> REQUIRED WORK: Each record below is to be copied word for word, with pictures removed.

> DATA FOR THIS TASK:

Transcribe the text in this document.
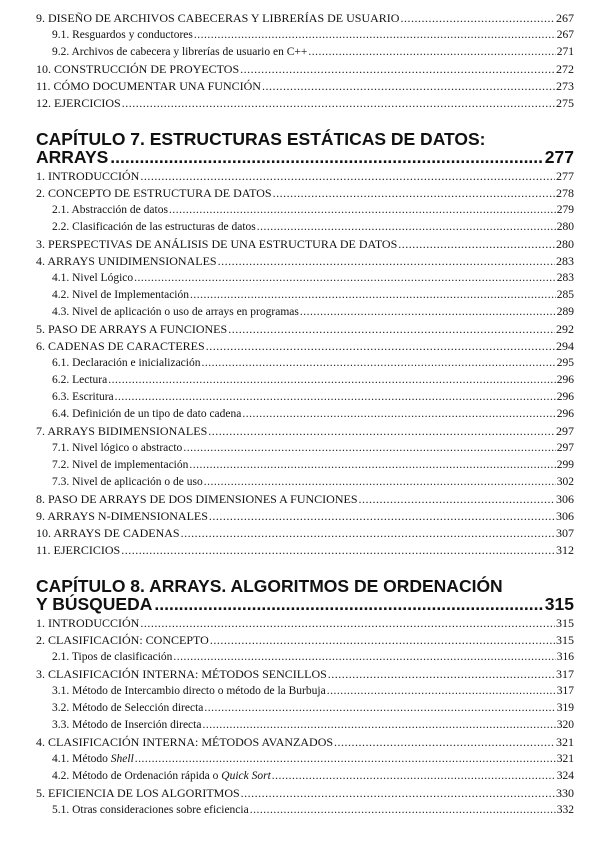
9. DISEÑO DE ARCHIVOS CABECERAS Y LIBRERÍAS DE USUARIO .....	267
9.1. Resguardos y conductores .....	267
9.2. Archivos de cabecera y librerías de usuario en C++ .....	271
10. CONSTRUCCIÓN DE PROYECTOS .....	272
11. CÓMO DOCUMENTAR UNA FUNCIÓN .....	273
12. EJERCICIOS .....	275
CAPÍTULO 7. ESTRUCTURAS ESTÁTICAS DE DATOS:
ARRAYS .....	277
1. INTRODUCCIÓN .....	277
2. CONCEPTO DE ESTRUCTURA DE DATOS .....	278
2.1. Abstracción de datos .....	279
2.2. Clasificación de las estructuras de datos .....	280
3. PERSPECTIVAS DE ANÁLISIS DE UNA ESTRUCTURA DE DATOS .....	280
4. ARRAYS UNIDIMENSIONALES .....	283
4.1. Nivel Lógico .....	283
4.2. Nivel de Implementación .....	285
4.3. Nivel de aplicación o uso de arrays en programas .....	289
5. PASO DE ARRAYS A FUNCIONES .....	292
6. CADENAS DE CARACTERES .....	294
6.1. Declaración e inicialización .....	295
6.2. Lectura .....	296
6.3. Escritura .....	296
6.4. Definición de un tipo de dato cadena .....	296
7. ARRAYS BIDIMENSIONALES .....	297
7.1. Nivel lógico o abstracto .....	297
7.2. Nivel de implementación .....	299
7.3. Nivel de aplicación o de uso .....	302
8. PASO DE ARRAYS DE DOS DIMENSIONES A FUNCIONES .....	306
9. ARRAYS N-DIMENSIONALES .....	306
10. ARRAYS DE CADENAS .....	307
11. EJERCICIOS .....	312
CAPÍTULO 8. ARRAYS. ALGORITMOS DE ORDENACIÓN
Y BÚSQUEDA .....	315
1. INTRODUCCIÓN .....	315
2. CLASIFICACIÓN: CONCEPTO .....	315
2.1. Tipos de clasificación .....	316
3. CLASIFICACIÓN INTERNA: MÉTODOS SENCILLOS .....	317
3.1. Método de Intercambio directo o método de la Burbuja .....	317
3.2. Método de Selección directa .....	319
3.3. Método de Inserción directa .....	320
4. CLASIFICACIÓN INTERNA: MÉTODOS AVANZADOS .....	321
4.1. Método Shell .....	321
4.2. Método de Ordenación rápida o Quick Sort .....	324
5. EFICIENCIA DE LOS ALGORITMOS .....	330
5.1. Otras consideraciones sobre eficiencia .....	332
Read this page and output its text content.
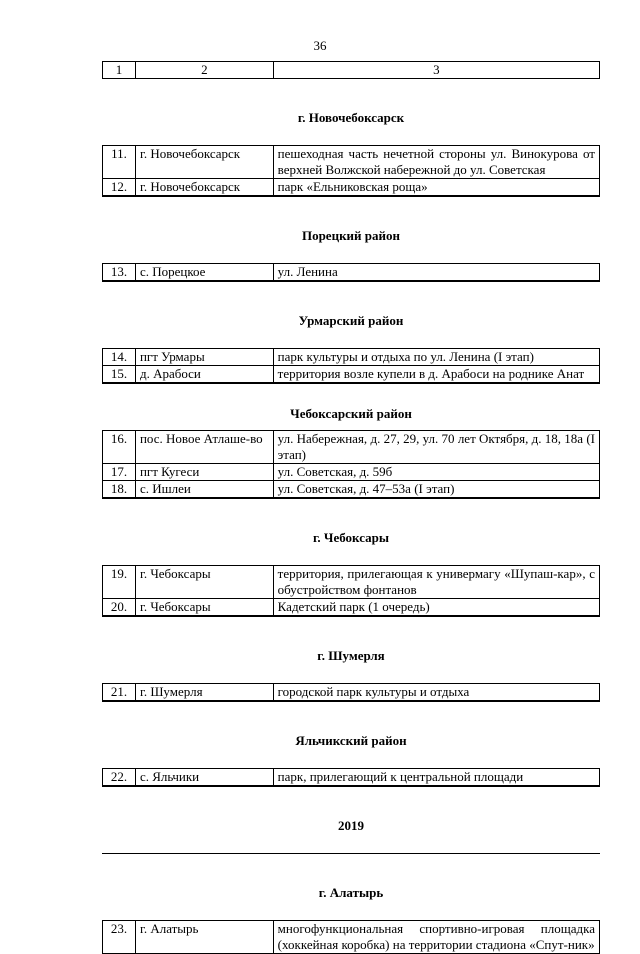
36
1	2	3
г. Новочебоксарск
11.	г. Новочебоксарск	пешеходная часть нечетной стороны ул. Винокурова от верхней Волжской набережной до ул. Советская
12. г. Новочебоксарск	парк «Ельниковская роща»
Порецкий район
13. с. Порецкое	ул. Ленина
Урмарский район
14. пгт Урмары	парк культуры и отдыха по ул. Ленина (I этап)
15. д. Арабоси	территория возле купели в д. Арабоси на роднике Анат
Чебоксарский район
16. пос. Новое Атлаше-во	ул. Набережная, д. 27, 29, ул. 70 лет Октября, д. 18, 18а (I этап)
17. пгт Кугеси	ул. Советская, д. 59б
18. с. Ишлеи	ул. Советская, д. 47–53а (I этап)
г. Чебоксары
19. г. Чебоксары	территория, прилегающая к универмагу «Шупаш-кар», с обустройством фонтанов
20. г. Чебоксары	Кадетский парк (1 очередь)
г. Шумерля
21. г. Шумерля	городской парк культуры и отдыха
Яльчикский район
22. с. Яльчики	парк, прилегающий к центральной площади
2019
г. Алатырь
23. г. Алатырь	многофункциональная спортивно-игровая площадка (хоккейная коробка) на территории стадиона «Спут-ник»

> SOLUTION TO THIS EXERCISE:
Transcribe the text in this document.
9. DISEÑO DE ARCHIVOS CABECERAS Y LIBRERÍAS DE USUARIO .....	267
9.1. Resguardos y conductores .....	267
9.2. Archivos de cabecera y librerías de usuario en C++ .....	271
10. CONSTRUCCIÓN DE PROYECTOS .....	272
11. CÓMO DOCUMENTAR UNA FUNCIÓN .....	273
12. EJERCICIOS .....	275
CAPÍTULO 7. ESTRUCTURAS ESTÁTICAS DE DATOS:
ARRAYS .....	277
1. INTRODUCCIÓN .....	277
2. CONCEPTO DE ESTRUCTURA DE DATOS .....	278
2.1. Abstracción de datos .....	279
2.2. Clasificación de las estructuras de datos .....	280
3. PERSPECTIVAS DE ANÁLISIS DE UNA ESTRUCTURA DE DATOS .....	280
4. ARRAYS UNIDIMENSIONALES .....	283
4.1. Nivel Lógico .....	283
4.2. Nivel de Implementación .....	285
4.3. Nivel de aplicación o uso de arrays en programas .....	289
5. PASO DE ARRAYS A FUNCIONES .....	292
6. CADENAS DE CARACTERES .....	294
6.1. Declaración e inicialización .....	295
6.2. Lectura .....	296
6.3. Escritura .....	296
6.4. Definición de un tipo de dato cadena .....	296
7. ARRAYS BIDIMENSIONALES .....	297
7.1. Nivel lógico o abstracto .....	297
7.2. Nivel de implementación .....	299
7.3. Nivel de aplicación o de uso .....	302
8. PASO DE ARRAYS DE DOS DIMENSIONES A FUNCIONES .....	306
9. ARRAYS N-DIMENSIONALES .....	306
10. ARRAYS DE CADENAS .....	307
11. EJERCICIOS .....	312
CAPÍTULO 8. ARRAYS. ALGORITMOS DE ORDENACIÓN
Y BÚSQUEDA .....	315
1. INTRODUCCIÓN .....	315
2. CLASIFICACIÓN: CONCEPTO .....	315
2.1. Tipos de clasificación .....	316
3. CLASIFICACIÓN INTERNA: MÉTODOS SENCILLOS .....	317
3.1. Método de Intercambio directo o método de la Burbuja .....	317
3.2. Método de Selección directa .....	319
3.3. Método de Inserción directa .....	320
4. CLASIFICACIÓN INTERNA: MÉTODOS AVANZADOS .....	321
4.1. Método Shell .....	321
4.2. Método de Ordenación rápida o Quick Sort .....	324
5. EFICIENCIA DE LOS ALGORITMOS .....	330
5.1. Otras consideraciones sobre eficiencia .....	332
Read this page and output its text content.
36
1	2	3
г. Новочебоксарск
11.	г. Новочебоксарск	пешеходная часть нечетной стороны ул. Винокурова от верхней Волжской набережной до ул. Советская
12. г. Новочебоксарск	парк «Ельниковская роща»
Порецкий район
13. с. Порецкое	ул. Ленина
Урмарский район
14. пгт Урмары	парк культуры и отдыха по ул. Ленина (I этап)
15. д. Арабоси	территория возле купели в д. Арабоси на роднике Анат
Чебоксарский район
16. пос. Новое Атлаше-во	ул. Набережная, д. 27, 29, ул. 70 лет Октября, д. 18, 18а (I этап)
17. пгт Кугеси	ул. Советская, д. 59б
18. с. Ишлеи	ул. Советская, д. 47–53а (I этап)
г. Чебоксары
19. г. Чебоксары	территория, прилегающая к универмагу «Шупаш-кар», с обустройством фонтанов
20. г. Чебоксары	Кадетский парк (1 очередь)
г. Шумерля
21. г. Шумерля	городской парк культуры и отдыха
Яльчикский район
22. с. Яльчики	парк, прилегающий к центральной площади
2019
г. Алатырь
23. г. Алатырь	многофункциональная спортивно-игровая площадка (хоккейная коробка) на территории стадиона «Спут-ник»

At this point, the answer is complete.